→ **What is needed**:
Your task is to locate every line holding the string "credit" and to copy each of them.
····················
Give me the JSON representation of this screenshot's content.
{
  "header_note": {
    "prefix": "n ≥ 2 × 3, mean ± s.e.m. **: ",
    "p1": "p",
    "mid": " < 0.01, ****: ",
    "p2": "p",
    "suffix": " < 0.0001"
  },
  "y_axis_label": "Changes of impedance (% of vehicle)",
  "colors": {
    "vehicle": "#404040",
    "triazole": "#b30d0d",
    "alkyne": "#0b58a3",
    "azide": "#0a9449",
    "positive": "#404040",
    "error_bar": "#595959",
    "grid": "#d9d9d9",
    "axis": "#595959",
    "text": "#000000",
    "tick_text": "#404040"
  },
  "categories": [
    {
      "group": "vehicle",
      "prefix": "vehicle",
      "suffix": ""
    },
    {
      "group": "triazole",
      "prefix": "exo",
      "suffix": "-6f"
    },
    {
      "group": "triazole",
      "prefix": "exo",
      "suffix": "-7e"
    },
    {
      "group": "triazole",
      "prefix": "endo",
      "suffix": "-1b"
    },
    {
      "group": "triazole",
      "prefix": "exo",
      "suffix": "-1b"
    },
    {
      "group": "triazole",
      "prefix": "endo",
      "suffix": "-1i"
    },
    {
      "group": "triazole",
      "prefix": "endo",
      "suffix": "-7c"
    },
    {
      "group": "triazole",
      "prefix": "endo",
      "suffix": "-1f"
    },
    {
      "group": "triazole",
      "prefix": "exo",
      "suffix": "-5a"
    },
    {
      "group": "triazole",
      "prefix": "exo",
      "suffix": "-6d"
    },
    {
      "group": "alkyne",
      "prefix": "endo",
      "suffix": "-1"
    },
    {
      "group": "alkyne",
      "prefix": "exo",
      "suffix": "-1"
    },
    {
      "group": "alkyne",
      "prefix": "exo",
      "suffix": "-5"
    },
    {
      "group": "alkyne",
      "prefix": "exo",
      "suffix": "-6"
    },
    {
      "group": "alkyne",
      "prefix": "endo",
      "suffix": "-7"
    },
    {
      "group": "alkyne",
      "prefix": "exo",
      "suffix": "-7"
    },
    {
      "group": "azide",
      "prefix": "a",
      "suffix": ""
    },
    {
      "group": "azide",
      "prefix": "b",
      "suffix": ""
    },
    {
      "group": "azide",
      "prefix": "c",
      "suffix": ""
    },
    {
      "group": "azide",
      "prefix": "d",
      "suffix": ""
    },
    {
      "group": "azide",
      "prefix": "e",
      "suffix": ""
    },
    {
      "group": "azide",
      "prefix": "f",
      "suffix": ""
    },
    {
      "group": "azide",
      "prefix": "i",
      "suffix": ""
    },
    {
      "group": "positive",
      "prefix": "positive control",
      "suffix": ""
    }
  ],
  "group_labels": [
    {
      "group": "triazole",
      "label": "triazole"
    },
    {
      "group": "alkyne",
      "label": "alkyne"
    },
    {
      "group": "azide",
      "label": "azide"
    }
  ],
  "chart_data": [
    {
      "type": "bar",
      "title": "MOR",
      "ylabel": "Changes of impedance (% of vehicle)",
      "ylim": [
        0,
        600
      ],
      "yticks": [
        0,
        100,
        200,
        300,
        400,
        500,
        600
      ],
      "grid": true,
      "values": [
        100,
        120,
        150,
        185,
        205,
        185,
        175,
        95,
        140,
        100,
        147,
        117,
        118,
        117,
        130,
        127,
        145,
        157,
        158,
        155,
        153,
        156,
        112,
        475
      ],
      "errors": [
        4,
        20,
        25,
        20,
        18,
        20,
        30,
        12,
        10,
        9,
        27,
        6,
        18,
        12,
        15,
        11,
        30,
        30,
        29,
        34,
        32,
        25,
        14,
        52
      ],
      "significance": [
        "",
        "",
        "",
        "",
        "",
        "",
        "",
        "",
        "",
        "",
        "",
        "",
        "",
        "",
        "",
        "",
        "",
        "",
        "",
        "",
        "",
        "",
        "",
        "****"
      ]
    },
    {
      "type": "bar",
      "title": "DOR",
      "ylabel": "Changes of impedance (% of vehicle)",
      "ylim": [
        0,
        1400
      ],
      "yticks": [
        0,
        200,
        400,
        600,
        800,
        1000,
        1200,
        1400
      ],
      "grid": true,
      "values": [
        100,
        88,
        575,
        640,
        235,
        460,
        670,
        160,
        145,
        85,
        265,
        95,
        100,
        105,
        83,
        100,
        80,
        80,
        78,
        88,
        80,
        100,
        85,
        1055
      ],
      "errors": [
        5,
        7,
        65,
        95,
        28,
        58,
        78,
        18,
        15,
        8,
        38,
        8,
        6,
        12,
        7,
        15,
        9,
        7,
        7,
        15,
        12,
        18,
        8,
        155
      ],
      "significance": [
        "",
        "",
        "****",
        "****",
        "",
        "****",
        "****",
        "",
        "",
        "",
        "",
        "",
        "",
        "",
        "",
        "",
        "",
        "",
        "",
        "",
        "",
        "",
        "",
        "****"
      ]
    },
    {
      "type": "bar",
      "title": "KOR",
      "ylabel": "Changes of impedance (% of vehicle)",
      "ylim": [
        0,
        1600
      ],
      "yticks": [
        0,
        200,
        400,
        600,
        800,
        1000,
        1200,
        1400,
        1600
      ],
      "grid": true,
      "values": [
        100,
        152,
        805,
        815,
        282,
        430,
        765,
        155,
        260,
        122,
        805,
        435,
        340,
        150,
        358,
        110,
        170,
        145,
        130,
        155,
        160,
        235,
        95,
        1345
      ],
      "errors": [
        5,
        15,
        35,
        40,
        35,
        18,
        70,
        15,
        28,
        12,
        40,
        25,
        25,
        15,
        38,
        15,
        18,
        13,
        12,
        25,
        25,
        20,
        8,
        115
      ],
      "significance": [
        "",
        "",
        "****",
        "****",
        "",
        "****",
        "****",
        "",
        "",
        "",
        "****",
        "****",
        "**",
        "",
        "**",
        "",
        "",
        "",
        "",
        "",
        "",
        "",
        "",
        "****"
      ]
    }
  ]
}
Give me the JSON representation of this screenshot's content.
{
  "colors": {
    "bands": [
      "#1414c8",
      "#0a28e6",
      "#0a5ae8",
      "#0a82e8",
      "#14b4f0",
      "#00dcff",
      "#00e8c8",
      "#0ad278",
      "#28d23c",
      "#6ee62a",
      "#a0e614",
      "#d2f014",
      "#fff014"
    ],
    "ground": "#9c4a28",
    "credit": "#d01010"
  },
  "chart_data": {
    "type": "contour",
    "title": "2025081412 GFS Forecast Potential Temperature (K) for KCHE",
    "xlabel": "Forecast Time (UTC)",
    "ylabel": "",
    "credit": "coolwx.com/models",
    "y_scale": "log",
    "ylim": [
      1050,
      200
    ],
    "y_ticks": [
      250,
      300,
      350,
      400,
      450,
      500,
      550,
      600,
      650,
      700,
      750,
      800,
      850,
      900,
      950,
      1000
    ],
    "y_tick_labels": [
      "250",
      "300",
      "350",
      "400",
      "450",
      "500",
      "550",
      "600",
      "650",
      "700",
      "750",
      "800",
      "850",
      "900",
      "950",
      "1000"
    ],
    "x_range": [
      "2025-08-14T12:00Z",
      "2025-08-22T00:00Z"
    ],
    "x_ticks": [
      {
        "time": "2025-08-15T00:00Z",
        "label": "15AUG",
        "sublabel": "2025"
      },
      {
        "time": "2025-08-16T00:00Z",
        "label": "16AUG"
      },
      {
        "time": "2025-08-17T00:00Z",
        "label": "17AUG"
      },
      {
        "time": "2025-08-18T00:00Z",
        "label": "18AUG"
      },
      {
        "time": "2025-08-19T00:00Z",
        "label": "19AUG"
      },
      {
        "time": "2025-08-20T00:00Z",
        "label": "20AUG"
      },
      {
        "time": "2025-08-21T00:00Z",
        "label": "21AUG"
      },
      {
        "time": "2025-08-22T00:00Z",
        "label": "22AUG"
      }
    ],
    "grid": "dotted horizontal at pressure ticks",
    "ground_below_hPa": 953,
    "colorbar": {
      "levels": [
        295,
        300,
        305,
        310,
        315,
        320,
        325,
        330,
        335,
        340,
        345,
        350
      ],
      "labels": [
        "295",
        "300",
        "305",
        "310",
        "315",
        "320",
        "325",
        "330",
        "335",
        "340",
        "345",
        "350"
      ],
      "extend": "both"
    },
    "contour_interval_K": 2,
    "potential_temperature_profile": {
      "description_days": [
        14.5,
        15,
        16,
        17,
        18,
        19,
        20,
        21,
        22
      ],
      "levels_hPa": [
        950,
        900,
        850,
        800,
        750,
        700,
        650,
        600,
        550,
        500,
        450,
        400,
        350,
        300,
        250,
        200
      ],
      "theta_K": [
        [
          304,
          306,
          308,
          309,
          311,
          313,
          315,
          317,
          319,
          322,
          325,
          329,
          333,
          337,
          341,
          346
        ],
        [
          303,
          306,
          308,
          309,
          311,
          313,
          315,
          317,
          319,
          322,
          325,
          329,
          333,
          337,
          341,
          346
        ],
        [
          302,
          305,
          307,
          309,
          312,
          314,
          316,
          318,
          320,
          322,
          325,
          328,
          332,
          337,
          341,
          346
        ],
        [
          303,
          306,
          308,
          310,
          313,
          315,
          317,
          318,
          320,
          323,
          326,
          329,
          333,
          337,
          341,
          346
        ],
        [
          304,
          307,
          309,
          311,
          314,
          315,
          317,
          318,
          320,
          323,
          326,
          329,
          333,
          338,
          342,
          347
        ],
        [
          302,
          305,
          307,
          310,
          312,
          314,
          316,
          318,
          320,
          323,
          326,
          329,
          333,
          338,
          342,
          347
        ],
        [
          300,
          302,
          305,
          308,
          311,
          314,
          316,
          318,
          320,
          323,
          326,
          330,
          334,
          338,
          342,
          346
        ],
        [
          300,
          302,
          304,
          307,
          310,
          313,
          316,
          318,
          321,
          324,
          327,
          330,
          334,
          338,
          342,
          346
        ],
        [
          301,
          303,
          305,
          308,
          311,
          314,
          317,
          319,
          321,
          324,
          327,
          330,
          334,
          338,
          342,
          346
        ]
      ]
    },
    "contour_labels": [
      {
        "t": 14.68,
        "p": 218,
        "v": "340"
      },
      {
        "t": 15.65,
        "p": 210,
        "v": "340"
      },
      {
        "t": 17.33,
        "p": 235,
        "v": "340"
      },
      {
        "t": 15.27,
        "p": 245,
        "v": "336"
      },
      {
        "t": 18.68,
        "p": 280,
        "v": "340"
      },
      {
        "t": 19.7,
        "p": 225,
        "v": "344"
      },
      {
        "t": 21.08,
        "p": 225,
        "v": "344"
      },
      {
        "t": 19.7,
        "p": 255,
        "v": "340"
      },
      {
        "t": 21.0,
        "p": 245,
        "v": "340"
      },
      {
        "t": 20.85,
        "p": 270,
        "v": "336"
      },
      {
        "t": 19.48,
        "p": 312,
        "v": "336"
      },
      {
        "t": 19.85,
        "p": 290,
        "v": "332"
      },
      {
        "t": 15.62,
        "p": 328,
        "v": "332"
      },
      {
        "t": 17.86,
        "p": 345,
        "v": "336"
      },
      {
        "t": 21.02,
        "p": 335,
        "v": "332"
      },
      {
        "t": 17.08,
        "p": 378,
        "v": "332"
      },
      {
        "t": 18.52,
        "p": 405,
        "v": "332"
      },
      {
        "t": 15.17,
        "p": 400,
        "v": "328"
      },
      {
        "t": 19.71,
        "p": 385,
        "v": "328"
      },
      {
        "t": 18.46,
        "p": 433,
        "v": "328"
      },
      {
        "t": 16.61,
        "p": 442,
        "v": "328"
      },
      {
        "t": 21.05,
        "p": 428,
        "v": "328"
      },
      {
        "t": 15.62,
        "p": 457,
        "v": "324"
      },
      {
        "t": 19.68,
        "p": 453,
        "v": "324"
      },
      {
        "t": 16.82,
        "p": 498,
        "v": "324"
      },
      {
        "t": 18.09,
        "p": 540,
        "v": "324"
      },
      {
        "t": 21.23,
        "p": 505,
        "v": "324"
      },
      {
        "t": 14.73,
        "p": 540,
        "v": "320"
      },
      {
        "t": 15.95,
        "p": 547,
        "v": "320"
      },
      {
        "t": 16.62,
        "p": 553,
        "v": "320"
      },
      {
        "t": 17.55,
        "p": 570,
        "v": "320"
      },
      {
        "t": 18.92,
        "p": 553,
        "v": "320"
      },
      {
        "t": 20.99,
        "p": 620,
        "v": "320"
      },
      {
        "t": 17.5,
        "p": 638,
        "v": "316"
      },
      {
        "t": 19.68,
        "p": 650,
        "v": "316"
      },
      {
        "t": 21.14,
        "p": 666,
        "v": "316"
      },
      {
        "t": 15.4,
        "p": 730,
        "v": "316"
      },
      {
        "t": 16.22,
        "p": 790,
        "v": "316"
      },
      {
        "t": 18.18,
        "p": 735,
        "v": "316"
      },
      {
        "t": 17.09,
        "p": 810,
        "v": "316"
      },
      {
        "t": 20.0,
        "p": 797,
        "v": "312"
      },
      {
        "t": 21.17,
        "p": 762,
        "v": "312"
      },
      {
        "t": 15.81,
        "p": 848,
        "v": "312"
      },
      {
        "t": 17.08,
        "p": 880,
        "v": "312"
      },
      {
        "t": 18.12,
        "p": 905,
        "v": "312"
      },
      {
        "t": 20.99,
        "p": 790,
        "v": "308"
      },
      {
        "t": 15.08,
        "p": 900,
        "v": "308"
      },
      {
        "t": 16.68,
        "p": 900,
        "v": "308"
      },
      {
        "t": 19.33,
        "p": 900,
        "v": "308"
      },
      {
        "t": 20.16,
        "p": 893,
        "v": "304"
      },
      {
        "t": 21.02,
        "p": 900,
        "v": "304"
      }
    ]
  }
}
····················
→ **Completed task**:
    "credit": "#d01010"
    "credit": "coolwx.com/models",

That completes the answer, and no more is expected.